Stored data

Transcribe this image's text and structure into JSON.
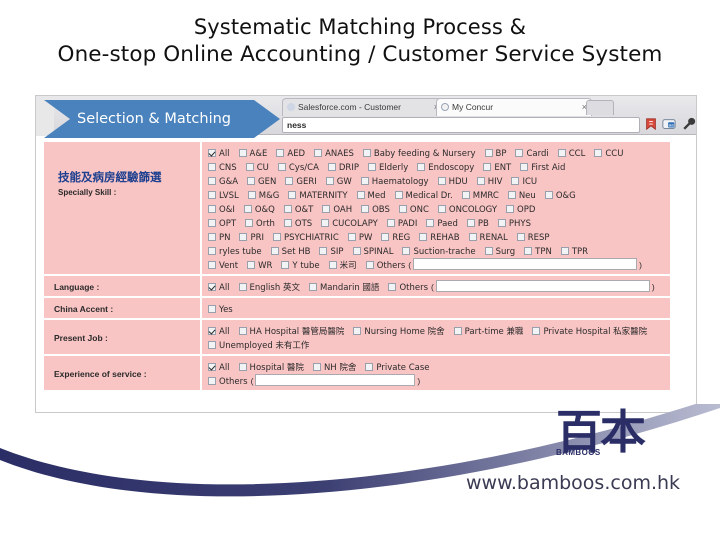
{
  "slide": {
    "title_line1": "Systematic Matching Process &",
    "title_line2": "One-stop Online Accounting / Customer Service System"
  },
  "banner": {
    "label": "Selection & Matching"
  },
  "browser": {
    "tabs": [
      {
        "title": "Salesforce.com - Customer",
        "close": "×",
        "icon": "cloud-favicon"
      },
      {
        "title": "My Concur",
        "close": "×",
        "icon": "concur-favicon"
      }
    ],
    "new_tab_label": "",
    "back_forward": "◂",
    "omnibox_value": "ness",
    "toolbar_icons": [
      "bookmark-icon",
      "translate-icon",
      "wrench-icon"
    ]
  },
  "form": {
    "skill": {
      "label_cn": "技能及病房經驗篩選",
      "label_en": "Specially Skill :",
      "rows": [
        [
          {
            "label": "All",
            "checked": true
          },
          {
            "label": "A&E",
            "checked": false
          },
          {
            "label": "AED",
            "checked": false
          },
          {
            "label": "ANAES",
            "checked": false
          },
          {
            "label": "Baby feeding & Nursery",
            "checked": false
          },
          {
            "label": "BP",
            "checked": false
          },
          {
            "label": "Cardi",
            "checked": false
          },
          {
            "label": "CCL",
            "checked": false
          },
          {
            "label": "CCU",
            "checked": false
          }
        ],
        [
          {
            "label": "CNS",
            "checked": false
          },
          {
            "label": "CU",
            "checked": false
          },
          {
            "label": "Cys/CA",
            "checked": false
          },
          {
            "label": "DRIP",
            "checked": false
          },
          {
            "label": "Elderly",
            "checked": false
          },
          {
            "label": "Endoscopy",
            "checked": false
          },
          {
            "label": "ENT",
            "checked": false
          },
          {
            "label": "First Aid",
            "checked": false
          }
        ],
        [
          {
            "label": "G&A",
            "checked": false
          },
          {
            "label": "GEN",
            "checked": false
          },
          {
            "label": "GERI",
            "checked": false
          },
          {
            "label": "GW",
            "checked": false
          },
          {
            "label": "Haematology",
            "checked": false
          },
          {
            "label": "HDU",
            "checked": false
          },
          {
            "label": "HIV",
            "checked": false
          },
          {
            "label": "ICU",
            "checked": false
          }
        ],
        [
          {
            "label": "LVSL",
            "checked": false
          },
          {
            "label": "M&G",
            "checked": false
          },
          {
            "label": "MATERNITY",
            "checked": false
          },
          {
            "label": "Med",
            "checked": false
          },
          {
            "label": "Medical Dr.",
            "checked": false
          },
          {
            "label": "MMRC",
            "checked": false
          },
          {
            "label": "Neu",
            "checked": false
          },
          {
            "label": "O&G",
            "checked": false
          }
        ],
        [
          {
            "label": "O&I",
            "checked": false
          },
          {
            "label": "O&Q",
            "checked": false
          },
          {
            "label": "O&T",
            "checked": false
          },
          {
            "label": "OAH",
            "checked": false
          },
          {
            "label": "OBS",
            "checked": false
          },
          {
            "label": "ONC",
            "checked": false
          },
          {
            "label": "ONCOLOGY",
            "checked": false
          },
          {
            "label": "OPD",
            "checked": false
          }
        ],
        [
          {
            "label": "OPT",
            "checked": false
          },
          {
            "label": "Orth",
            "checked": false
          },
          {
            "label": "OTS",
            "checked": false
          },
          {
            "label": "CUCOLAPY",
            "checked": false
          },
          {
            "label": "PADI",
            "checked": false
          },
          {
            "label": "Paed",
            "checked": false
          },
          {
            "label": "PB",
            "checked": false
          },
          {
            "label": "PHYS",
            "checked": false
          }
        ],
        [
          {
            "label": "PN",
            "checked": false
          },
          {
            "label": "PRI",
            "checked": false
          },
          {
            "label": "PSYCHIATRIC",
            "checked": false
          },
          {
            "label": "PW",
            "checked": false
          },
          {
            "label": "REG",
            "checked": false
          },
          {
            "label": "REHAB",
            "checked": false
          },
          {
            "label": "RENAL",
            "checked": false
          },
          {
            "label": "RESP",
            "checked": false
          }
        ],
        [
          {
            "label": "ryles tube",
            "checked": false
          },
          {
            "label": "Set HB",
            "checked": false
          },
          {
            "label": "SIP",
            "checked": false
          },
          {
            "label": "SPINAL",
            "checked": false
          },
          {
            "label": "Suction-trache",
            "checked": false
          },
          {
            "label": "Surg",
            "checked": false
          },
          {
            "label": "TPN",
            "checked": false
          },
          {
            "label": "TPR",
            "checked": false
          }
        ],
        [
          {
            "label": "Vent",
            "checked": false
          },
          {
            "label": "WR",
            "checked": false
          },
          {
            "label": "Y tube",
            "checked": false
          },
          {
            "label": "米司",
            "checked": false
          },
          {
            "label": "Others",
            "checked": false,
            "field": true,
            "field_value": "",
            "field_width": 222
          }
        ]
      ]
    },
    "language": {
      "label": "Language :",
      "rows": [
        [
          {
            "label": "All",
            "checked": true
          },
          {
            "label": "English 英文",
            "checked": false
          },
          {
            "label": "Mandarin 國語",
            "checked": false
          },
          {
            "label": "Others",
            "checked": false,
            "field": true,
            "field_value": "",
            "field_width": 212
          }
        ]
      ]
    },
    "china_accent": {
      "label": "China Accent :",
      "rows": [
        [
          {
            "label": "Yes",
            "checked": false
          }
        ]
      ]
    },
    "present_job": {
      "label": "Present Job :",
      "rows": [
        [
          {
            "label": "All",
            "checked": true
          },
          {
            "label": "HA Hospital 醫管局醫院",
            "checked": false
          },
          {
            "label": "Nursing Home 院舍",
            "checked": false
          },
          {
            "label": "Part-time 兼職",
            "checked": false
          },
          {
            "label": "Private Hospital 私家醫院",
            "checked": false
          }
        ],
        [
          {
            "label": "Unemployed 未有工作",
            "checked": false
          }
        ]
      ]
    },
    "experience": {
      "label": "Experience of service :",
      "rows": [
        [
          {
            "label": "All",
            "checked": true
          },
          {
            "label": "Hospital 醫院",
            "checked": false
          },
          {
            "label": "NH 院舍",
            "checked": false
          },
          {
            "label": "Private Case",
            "checked": false
          }
        ],
        [
          {
            "label": "Others",
            "checked": false,
            "field": true,
            "field_value": "",
            "field_width": 158
          }
        ]
      ]
    }
  },
  "footer": {
    "logo_cn": "百本",
    "logo_mark": "BAMBOOS",
    "url": "www.bamboos.com.hk"
  },
  "colors": {
    "form_pink": "#f9c4c4",
    "banner_blue": "#4a82bd",
    "logo_navy": "#2b2e66",
    "label_blue": "#1d3f8f"
  }
}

**SHORT TASK**
Return each line that includes "Matching".

**COMPLETED EXERCISE**
    "title_line1": "Systematic Matching Process &",
    "label": "Selection & Matching"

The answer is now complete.